#### Exercise goal:
Count every line in the data below where "привлечения" occurs, then state that number and nothing more.

#### Supplied information:

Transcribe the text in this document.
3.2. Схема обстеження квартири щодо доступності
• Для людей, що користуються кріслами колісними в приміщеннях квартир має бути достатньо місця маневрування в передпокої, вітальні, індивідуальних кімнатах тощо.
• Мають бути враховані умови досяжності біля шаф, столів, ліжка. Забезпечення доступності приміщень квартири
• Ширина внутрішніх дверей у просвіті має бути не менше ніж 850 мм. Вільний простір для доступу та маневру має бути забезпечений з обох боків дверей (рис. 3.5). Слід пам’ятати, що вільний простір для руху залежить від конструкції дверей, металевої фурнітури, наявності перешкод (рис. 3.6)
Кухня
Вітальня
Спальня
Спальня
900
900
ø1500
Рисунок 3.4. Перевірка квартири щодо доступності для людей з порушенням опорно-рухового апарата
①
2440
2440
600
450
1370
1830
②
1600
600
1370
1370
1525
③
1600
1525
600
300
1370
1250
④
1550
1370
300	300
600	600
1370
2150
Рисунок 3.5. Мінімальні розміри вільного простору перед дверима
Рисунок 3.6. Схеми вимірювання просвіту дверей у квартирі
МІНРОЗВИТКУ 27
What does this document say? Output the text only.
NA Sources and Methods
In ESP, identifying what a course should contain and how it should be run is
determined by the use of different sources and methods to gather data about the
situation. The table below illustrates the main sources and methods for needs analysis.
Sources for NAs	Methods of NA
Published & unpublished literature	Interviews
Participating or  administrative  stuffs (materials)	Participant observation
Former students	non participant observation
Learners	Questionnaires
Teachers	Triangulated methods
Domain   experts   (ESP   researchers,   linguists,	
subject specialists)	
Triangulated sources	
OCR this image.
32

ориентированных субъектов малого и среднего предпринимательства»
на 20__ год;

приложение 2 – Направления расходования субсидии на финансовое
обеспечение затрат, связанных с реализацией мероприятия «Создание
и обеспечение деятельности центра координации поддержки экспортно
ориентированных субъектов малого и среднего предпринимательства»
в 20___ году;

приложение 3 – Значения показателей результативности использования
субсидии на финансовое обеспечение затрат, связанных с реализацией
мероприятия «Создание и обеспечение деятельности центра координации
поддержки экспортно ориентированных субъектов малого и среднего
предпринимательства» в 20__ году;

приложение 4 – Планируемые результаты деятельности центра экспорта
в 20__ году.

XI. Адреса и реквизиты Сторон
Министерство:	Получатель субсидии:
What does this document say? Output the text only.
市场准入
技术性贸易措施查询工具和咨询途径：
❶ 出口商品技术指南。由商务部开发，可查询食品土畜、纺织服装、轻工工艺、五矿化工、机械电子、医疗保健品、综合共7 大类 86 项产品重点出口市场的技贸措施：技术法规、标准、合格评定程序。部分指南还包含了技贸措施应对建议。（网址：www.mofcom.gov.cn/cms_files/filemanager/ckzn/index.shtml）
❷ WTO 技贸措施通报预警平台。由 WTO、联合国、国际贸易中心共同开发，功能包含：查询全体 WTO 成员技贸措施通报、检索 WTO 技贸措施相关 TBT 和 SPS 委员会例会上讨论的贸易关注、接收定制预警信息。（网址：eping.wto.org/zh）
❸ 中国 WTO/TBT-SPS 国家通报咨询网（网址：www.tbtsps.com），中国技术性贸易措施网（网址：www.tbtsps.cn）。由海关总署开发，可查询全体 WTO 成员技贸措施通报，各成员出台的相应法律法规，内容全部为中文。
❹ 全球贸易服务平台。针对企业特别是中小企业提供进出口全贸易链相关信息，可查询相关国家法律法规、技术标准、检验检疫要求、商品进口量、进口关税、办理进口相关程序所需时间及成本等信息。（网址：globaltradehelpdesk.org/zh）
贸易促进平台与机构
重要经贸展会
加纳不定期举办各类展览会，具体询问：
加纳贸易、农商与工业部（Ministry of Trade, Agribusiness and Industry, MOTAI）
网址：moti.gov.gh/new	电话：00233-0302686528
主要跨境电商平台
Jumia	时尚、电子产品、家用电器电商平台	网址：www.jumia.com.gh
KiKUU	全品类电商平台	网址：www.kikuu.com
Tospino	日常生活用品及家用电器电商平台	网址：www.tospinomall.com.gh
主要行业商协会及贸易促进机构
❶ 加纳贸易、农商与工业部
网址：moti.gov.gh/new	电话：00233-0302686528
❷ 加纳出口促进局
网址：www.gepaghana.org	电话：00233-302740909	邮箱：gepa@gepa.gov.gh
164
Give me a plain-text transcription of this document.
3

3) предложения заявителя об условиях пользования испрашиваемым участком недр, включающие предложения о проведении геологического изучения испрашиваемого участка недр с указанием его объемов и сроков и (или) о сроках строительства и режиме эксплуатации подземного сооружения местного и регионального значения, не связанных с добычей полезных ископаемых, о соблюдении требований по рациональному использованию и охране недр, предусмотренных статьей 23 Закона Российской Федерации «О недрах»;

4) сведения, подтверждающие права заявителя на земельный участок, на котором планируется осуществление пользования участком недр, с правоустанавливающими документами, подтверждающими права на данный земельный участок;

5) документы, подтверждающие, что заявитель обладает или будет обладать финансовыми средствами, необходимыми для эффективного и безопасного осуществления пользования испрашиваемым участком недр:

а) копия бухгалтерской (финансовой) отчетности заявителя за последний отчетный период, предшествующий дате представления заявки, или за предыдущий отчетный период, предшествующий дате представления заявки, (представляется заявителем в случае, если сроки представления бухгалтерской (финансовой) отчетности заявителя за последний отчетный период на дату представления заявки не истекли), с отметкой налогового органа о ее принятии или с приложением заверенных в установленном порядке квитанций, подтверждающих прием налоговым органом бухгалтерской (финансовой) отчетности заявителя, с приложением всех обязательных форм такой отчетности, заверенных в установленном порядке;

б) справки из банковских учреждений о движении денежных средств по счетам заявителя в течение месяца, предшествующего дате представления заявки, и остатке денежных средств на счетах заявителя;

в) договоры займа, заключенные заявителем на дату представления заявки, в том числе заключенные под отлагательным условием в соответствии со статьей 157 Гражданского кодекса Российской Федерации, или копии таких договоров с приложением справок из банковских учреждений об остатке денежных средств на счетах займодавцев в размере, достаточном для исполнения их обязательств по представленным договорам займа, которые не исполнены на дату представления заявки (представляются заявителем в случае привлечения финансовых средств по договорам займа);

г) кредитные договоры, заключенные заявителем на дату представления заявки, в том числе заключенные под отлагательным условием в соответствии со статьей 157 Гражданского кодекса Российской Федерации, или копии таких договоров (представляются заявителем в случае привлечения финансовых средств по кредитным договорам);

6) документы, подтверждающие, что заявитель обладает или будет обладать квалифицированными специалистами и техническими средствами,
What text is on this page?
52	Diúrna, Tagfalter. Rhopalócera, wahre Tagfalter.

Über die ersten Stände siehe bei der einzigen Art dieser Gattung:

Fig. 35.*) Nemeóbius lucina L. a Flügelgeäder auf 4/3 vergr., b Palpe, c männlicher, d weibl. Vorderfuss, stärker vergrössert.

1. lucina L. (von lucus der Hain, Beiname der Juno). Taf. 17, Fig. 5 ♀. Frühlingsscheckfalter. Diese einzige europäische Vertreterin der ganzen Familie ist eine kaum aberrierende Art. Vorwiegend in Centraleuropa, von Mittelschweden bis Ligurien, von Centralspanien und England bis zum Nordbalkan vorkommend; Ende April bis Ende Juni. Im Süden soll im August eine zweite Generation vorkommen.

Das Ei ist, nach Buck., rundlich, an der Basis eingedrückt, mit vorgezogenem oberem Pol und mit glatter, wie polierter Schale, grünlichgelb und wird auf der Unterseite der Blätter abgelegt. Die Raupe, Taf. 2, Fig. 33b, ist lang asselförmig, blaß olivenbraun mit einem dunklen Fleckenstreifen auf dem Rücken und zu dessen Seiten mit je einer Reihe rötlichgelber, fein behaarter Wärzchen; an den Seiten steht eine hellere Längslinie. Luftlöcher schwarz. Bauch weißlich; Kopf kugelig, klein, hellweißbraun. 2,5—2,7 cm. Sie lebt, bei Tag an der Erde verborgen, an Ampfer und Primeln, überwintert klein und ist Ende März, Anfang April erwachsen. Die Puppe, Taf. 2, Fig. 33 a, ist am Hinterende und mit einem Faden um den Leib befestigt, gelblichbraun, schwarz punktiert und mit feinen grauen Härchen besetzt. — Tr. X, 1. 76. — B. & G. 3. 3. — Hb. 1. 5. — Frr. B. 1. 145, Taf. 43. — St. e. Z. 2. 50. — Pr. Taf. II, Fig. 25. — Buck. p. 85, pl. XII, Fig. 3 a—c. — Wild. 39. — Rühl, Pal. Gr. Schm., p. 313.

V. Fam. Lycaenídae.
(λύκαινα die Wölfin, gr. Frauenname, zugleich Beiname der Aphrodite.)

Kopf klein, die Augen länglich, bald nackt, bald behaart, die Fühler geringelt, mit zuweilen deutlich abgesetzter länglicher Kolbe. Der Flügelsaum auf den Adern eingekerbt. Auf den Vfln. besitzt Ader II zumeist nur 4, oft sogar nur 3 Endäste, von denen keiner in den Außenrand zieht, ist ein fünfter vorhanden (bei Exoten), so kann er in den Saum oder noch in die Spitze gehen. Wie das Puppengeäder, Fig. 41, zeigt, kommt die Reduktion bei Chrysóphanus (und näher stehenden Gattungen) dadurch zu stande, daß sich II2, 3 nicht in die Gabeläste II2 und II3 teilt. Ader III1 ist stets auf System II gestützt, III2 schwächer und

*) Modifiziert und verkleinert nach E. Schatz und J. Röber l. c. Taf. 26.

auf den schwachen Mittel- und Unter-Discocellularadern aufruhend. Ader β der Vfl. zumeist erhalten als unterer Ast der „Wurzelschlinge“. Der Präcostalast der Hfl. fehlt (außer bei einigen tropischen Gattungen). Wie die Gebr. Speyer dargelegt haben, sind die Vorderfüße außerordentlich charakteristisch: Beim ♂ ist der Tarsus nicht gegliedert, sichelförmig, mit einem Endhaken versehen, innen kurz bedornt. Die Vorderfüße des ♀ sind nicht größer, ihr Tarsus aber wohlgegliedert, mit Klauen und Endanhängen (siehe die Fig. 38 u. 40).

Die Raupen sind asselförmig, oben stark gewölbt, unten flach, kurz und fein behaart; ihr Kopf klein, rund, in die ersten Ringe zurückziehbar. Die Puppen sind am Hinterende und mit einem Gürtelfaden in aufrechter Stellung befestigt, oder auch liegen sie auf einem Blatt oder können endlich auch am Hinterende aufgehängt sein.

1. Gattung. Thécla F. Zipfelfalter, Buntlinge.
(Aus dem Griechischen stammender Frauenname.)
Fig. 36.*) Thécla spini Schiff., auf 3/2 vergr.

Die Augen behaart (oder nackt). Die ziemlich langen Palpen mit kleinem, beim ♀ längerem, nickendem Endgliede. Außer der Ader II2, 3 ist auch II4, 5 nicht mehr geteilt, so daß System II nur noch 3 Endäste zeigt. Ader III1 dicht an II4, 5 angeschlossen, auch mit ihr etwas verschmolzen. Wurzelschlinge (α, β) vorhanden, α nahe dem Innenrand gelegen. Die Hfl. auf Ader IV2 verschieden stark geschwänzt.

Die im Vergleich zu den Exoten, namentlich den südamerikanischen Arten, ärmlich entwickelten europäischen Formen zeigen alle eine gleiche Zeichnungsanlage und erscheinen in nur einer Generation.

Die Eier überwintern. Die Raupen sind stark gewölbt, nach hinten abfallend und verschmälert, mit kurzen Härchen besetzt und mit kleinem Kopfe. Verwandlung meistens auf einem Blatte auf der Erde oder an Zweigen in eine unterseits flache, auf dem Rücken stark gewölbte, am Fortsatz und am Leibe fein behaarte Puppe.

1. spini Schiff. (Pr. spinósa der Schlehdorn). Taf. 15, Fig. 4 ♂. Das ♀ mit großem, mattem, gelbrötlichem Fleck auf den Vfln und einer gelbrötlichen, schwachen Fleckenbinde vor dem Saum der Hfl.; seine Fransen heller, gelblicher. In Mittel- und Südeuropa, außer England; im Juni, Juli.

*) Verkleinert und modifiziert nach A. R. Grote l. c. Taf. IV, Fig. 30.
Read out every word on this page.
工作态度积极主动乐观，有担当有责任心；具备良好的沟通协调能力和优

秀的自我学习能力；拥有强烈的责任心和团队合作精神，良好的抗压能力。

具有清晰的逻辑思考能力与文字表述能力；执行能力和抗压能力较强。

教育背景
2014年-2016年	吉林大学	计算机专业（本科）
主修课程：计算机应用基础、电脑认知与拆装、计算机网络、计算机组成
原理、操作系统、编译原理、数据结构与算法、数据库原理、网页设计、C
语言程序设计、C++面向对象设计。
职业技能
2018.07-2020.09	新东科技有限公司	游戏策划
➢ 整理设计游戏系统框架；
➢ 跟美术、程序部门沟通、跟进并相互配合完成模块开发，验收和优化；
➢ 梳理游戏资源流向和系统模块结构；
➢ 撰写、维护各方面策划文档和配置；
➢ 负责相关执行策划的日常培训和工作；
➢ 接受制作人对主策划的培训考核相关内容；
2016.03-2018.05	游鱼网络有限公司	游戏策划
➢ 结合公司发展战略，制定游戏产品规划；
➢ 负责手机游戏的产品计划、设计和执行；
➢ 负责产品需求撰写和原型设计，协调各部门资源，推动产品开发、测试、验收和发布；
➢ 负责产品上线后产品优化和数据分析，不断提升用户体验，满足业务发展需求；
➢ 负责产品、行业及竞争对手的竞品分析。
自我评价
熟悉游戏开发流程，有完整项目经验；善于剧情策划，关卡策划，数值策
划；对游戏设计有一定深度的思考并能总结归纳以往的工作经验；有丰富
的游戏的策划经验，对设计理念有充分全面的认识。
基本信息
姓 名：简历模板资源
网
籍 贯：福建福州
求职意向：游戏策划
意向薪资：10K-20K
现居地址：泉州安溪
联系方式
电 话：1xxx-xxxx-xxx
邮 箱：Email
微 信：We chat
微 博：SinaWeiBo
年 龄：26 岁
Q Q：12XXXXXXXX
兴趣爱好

#### Solution to this problem:
2